• Data:
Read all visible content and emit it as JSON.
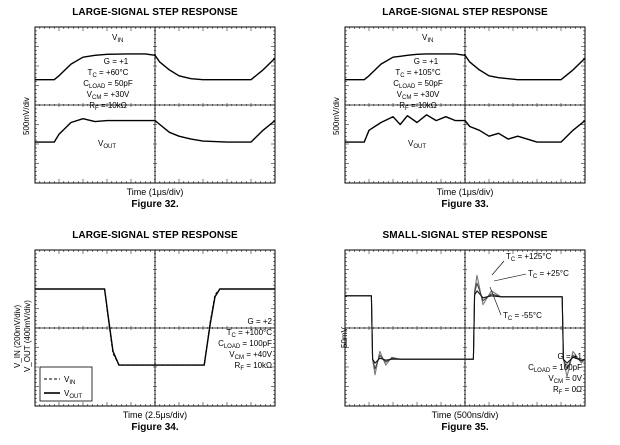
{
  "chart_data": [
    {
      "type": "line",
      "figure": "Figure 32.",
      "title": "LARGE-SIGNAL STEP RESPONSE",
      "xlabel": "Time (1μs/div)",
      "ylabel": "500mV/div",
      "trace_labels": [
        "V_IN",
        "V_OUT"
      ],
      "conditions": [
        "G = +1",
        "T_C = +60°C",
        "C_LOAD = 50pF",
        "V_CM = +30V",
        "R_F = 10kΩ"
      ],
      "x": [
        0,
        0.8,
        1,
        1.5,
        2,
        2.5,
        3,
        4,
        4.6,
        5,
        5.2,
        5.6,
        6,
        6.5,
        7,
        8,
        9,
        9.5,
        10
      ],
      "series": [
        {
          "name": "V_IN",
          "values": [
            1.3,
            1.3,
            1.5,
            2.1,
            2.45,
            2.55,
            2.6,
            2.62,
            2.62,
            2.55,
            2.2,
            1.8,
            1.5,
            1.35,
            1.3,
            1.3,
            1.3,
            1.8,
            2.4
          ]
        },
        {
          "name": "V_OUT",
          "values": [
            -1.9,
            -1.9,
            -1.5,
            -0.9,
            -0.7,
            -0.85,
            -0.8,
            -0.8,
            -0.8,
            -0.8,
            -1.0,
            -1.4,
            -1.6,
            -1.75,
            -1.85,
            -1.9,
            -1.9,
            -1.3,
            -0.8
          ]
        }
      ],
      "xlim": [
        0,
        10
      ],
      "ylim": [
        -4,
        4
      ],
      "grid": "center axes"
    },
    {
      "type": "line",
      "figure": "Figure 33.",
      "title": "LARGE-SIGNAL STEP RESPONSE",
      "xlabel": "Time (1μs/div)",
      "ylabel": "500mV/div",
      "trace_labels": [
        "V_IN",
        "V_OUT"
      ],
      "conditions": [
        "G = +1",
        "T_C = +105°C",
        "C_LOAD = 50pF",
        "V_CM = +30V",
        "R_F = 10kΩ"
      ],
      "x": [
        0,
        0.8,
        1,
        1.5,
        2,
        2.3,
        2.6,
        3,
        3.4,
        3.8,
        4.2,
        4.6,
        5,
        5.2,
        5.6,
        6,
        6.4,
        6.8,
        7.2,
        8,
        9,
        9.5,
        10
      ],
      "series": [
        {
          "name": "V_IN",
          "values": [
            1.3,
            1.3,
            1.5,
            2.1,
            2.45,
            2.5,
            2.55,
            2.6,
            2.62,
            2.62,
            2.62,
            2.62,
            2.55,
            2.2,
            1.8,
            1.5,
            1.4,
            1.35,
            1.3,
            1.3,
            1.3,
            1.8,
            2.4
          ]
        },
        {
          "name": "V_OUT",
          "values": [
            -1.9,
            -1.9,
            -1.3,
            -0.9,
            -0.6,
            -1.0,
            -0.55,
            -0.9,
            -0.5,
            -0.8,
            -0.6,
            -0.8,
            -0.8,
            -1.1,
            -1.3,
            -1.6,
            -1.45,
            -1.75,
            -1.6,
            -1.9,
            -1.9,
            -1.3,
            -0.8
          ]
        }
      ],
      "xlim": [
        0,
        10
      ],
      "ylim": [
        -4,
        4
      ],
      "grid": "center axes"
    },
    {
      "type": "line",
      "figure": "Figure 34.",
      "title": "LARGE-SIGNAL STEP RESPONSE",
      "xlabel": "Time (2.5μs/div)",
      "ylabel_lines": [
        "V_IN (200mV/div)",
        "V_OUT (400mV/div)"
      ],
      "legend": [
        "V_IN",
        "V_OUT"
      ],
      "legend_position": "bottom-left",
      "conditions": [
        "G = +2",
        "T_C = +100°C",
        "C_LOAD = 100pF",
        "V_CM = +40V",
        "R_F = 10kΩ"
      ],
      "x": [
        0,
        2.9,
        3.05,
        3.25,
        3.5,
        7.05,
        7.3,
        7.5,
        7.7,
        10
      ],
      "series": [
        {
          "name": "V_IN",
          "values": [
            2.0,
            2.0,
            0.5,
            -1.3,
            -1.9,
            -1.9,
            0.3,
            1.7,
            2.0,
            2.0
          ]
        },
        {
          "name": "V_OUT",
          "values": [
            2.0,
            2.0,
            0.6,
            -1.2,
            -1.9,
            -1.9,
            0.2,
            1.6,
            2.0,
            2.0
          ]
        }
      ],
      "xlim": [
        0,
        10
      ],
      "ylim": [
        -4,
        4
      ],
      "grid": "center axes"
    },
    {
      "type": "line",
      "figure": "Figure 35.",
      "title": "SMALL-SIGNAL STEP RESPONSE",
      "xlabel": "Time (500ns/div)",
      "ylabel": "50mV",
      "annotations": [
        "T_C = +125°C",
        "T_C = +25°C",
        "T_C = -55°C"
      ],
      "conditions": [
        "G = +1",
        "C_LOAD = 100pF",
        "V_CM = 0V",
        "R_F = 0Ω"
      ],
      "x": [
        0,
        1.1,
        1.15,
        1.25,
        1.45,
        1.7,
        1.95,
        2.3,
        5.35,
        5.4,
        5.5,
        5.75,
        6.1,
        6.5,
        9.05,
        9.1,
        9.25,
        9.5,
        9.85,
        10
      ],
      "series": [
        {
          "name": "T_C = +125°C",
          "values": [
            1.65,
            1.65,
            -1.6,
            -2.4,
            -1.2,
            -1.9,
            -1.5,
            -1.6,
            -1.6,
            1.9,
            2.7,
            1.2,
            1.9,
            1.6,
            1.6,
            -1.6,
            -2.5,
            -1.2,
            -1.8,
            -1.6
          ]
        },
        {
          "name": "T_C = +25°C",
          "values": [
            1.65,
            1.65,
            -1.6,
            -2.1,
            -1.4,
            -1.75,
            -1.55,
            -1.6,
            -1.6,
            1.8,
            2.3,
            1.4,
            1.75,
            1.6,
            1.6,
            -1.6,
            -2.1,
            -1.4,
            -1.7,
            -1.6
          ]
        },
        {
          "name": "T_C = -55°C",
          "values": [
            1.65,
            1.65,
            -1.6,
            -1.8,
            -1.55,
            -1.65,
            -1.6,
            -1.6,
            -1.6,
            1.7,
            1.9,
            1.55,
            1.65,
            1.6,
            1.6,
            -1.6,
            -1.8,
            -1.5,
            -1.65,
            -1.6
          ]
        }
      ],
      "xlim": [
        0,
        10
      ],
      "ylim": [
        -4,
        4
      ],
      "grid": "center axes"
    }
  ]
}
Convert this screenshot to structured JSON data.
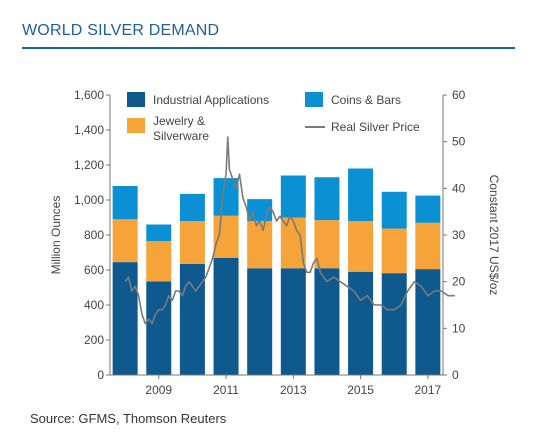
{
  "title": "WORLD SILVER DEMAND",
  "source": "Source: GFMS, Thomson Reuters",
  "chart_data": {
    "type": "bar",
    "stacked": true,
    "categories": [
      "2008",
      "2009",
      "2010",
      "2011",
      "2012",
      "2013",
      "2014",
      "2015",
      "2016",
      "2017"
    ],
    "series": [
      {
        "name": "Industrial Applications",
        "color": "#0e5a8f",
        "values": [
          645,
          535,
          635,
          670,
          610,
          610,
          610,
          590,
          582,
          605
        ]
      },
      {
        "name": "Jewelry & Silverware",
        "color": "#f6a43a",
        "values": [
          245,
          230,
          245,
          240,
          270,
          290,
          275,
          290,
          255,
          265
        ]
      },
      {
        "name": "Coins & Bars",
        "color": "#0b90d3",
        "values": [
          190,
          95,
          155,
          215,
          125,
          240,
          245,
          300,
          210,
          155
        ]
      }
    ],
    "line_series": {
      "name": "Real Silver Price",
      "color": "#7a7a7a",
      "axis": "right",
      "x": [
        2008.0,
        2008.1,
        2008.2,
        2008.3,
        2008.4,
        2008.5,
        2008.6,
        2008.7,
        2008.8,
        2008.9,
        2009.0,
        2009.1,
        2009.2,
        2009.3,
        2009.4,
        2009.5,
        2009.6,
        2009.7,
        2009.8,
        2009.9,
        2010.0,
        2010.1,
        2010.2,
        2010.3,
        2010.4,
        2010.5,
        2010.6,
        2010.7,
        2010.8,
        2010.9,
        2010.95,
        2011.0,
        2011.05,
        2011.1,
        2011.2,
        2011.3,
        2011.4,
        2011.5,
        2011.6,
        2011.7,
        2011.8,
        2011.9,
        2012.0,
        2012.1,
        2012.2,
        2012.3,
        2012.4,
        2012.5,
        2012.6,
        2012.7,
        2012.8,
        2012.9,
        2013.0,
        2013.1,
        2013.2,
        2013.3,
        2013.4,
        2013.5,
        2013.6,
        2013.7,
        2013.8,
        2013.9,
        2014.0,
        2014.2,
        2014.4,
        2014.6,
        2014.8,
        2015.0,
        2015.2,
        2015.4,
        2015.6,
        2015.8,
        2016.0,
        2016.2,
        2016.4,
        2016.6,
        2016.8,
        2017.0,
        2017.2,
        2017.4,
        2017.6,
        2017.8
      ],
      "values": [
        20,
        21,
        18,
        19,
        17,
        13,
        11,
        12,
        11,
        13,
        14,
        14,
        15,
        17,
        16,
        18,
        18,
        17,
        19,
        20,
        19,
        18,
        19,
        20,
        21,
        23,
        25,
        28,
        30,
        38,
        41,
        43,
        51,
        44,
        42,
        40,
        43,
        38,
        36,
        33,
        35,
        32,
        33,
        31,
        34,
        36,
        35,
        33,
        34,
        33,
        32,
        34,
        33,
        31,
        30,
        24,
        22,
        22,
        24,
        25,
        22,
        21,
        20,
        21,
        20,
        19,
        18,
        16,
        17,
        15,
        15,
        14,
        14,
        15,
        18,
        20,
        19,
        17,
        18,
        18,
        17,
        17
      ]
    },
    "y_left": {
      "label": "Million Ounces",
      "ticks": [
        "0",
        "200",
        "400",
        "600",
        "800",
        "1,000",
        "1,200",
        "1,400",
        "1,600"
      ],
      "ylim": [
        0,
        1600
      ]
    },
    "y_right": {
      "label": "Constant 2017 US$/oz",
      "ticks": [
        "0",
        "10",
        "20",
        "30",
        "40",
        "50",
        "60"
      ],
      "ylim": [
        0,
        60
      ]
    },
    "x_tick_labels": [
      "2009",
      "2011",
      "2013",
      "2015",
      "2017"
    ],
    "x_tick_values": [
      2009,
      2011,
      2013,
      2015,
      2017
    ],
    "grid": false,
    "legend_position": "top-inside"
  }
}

• Directions for this task:
Scan the listing above. Collect all lines with the word "figure".

• Complete answer:
      "figure": "Figure 32.",
      "figure": "Figure 33.",
      "figure": "Figure 34.",
      "figure": "Figure 35.",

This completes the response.